14th-century BCE Egyptian clay tablet

Amarna letter EA 19 is a tall clay tablet letter of 13 paragraphs, in relatively pristine condition, with some minor flaws on the clay, but a complete enough story that some included words can complete the story of the letter. Entitled "Love and Gold", the letter is about gold from Egypt (gold mine production), love between father-king ancestors and the current relationship between the King of Mitanni and the Pharaoh of Misri (Egypt), and marriage of women from King Tushratta of Mitanni to the Pharaoh of Egypt.

Besides the Double Line Ruling, for paragraphing (7 paragraphs on obverse), an overwritten Single Line Rule is at clay tablet left margin, as well as cuneiform characters inscribed upon a vertical right margin line of Single Line Rule. (see left margin here: )

The Amarna letters, about 300, numbered up to EA 382, are a mid 14th century BC, around 1386 BC and 45 years later, correspondence. The initial corpus of letters were found at Akhenaten's city Akhetaten, in the floor of the Bureau of Correspondence of Pharaoh; others were later found, adding to the body of letters.

==The letter==

===EA 19: Love and gold===
Letter three of thirteen between Tushratta and the Pharaoh of Egypt (named Misri in the letters).
(Obverse only, Paragraphs I-VII):

(Para I, 1-8)-Say to Nimmureya, Great King, the king of Egypt (Misri), [my] brother, my son-in-law, who loves me, and whom I lov[e]: Message of Tushratta, Great King, [your] father-in-law, who loves you, the king of Mitanni, your brother. For me all goes well. For you may all go well. For your household, for my sister, for the rest of your wives, for your sons, for your chariots, for your horses, for your warriors, for your country, and for whatever else belongs to you, may all go "very, very well"-("dan-is, dan-is").

(Para II, 9-16)-As far back as the time of your ancestors, they always showed love to my ancestors. You yourself went even further and showed very great love to my father. Now, in keeping with our constant and mutual love, you have made it ten times-(Akkadian: a-na 10 šu—"for ten times") greater than the love shown my father. May the gods grant it, and may Tessup, my lord, and Aman and Tessup, my lord, and Aman make flour[ish] for evermore, just as it is now, this mutual love of ours.

**What you have to do:**
Reproduce the passage on Amarna letter EA 19 word for word, from "Amarna letter EA" to "Pharaoh of Egypt.", inclusive.

Dataset entries
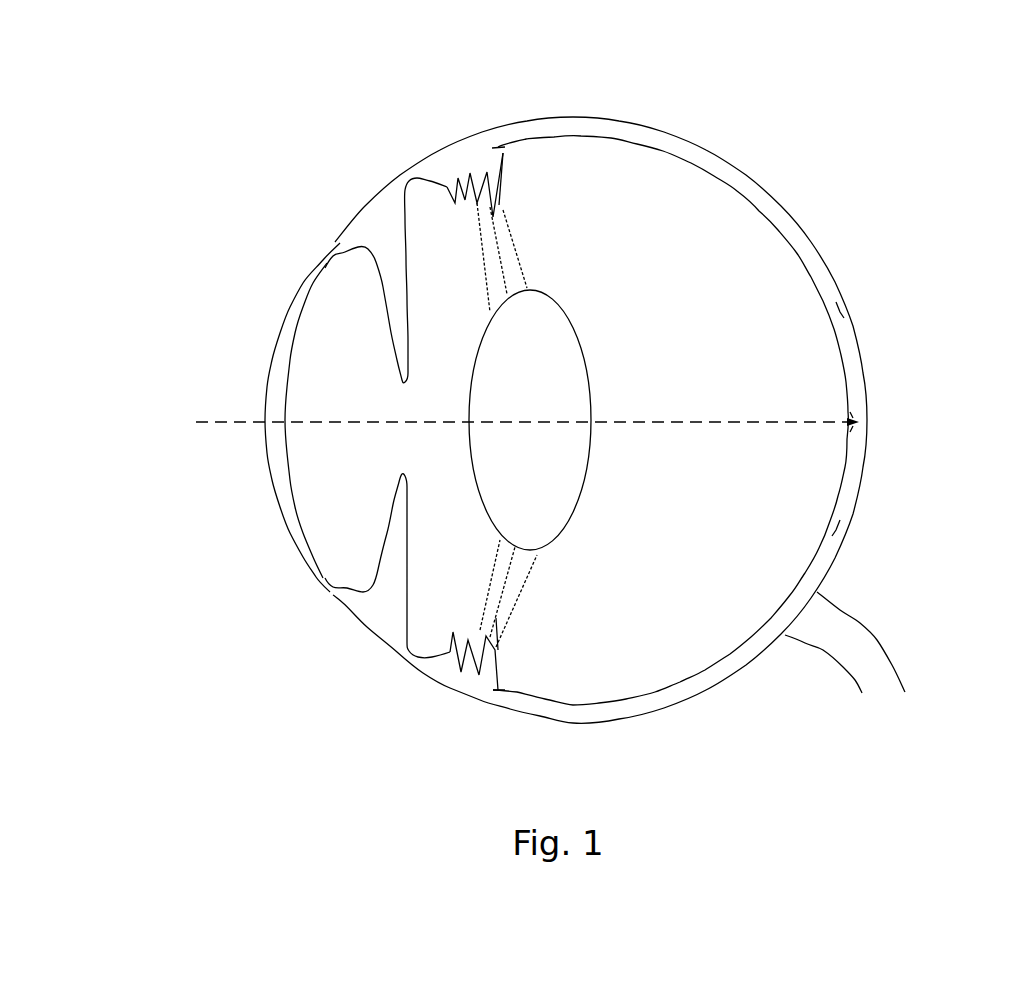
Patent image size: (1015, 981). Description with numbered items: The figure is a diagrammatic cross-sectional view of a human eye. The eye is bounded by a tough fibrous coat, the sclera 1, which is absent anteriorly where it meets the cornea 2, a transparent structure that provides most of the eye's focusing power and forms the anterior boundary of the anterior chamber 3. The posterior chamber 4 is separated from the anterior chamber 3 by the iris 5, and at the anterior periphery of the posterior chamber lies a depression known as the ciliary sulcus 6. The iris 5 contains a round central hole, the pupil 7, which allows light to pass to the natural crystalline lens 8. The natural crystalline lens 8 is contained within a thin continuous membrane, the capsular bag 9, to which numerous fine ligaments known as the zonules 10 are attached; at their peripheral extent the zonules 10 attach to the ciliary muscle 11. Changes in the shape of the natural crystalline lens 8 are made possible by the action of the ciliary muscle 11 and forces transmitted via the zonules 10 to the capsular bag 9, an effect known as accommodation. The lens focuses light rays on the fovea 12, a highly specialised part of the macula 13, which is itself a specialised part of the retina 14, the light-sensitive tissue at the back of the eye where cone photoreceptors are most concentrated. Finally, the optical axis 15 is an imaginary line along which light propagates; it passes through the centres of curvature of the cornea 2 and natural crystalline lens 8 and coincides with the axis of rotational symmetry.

The sclera 1 is at (675, 133).
The cornea 2 is at (268, 488).
The anterior chamber 3 is at (353, 533).
The posterior chamber 4 is at (453, 555).
The iris 5 is at (388, 322).
The ciliary sulcus 6 is at (421, 185).
The pupil 7 is at (398, 410).
The natural crystalline lens 8 is at (554, 357).
The capsular bag 9 is at (591, 460).
The zonules 10 is at (520, 237).
The ciliary muscle 11 is at (446, 658).
The fovea 12 is at (872, 417).
The macula 13 is at (869, 372).
The retina 14 is at (775, 218).
The optical axis 15 is at (192, 423).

**Correct response:**
Amarna letter EA 19 is a tall clay tablet letter of 13 paragraphs, in relatively pristine condition, with some minor flaws on the clay, but a complete enough story that some included words can complete the story of the letter. Entitled "Love and Gold", the letter is about gold from Egypt (gold mine production), love between father-king ancestors and the current relationship between the King of Mitanni and the Pharaoh of Misri (Egypt), and marriage of women from King Tushratta of Mitanni to the Pharaoh of Egypt.